## Task objective
Produce a verbatim copy of the entries listed below.

## Material for this task
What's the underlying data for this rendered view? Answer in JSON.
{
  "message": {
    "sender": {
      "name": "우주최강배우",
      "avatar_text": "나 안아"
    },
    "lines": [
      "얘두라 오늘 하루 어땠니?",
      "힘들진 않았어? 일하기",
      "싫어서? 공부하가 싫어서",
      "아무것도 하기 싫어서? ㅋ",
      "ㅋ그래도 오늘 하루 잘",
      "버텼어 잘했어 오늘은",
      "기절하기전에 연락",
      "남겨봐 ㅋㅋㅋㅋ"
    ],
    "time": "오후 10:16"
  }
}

## Expected output
What's the underlying data for this rendered view? Answer in JSON.
{
  "message": {
    "sender": {
      "name": "우주최강배우",
      "avatar_text": "나 안아"
    },
    "lines": [
      "얘두라 오늘 하루 어땠니?",
      "힘들진 않았어? 일하기",
      "싫어서? 공부하가 싫어서",
      "아무것도 하기 싫어서? ㅋ",
      "ㅋ그래도 오늘 하루 잘",
      "버텼어 잘했어 오늘은",
      "기절하기전에 연락",
      "남겨봐 ㅋㅋㅋㅋ"
    ],
    "time": "오후 10:16"
  }
}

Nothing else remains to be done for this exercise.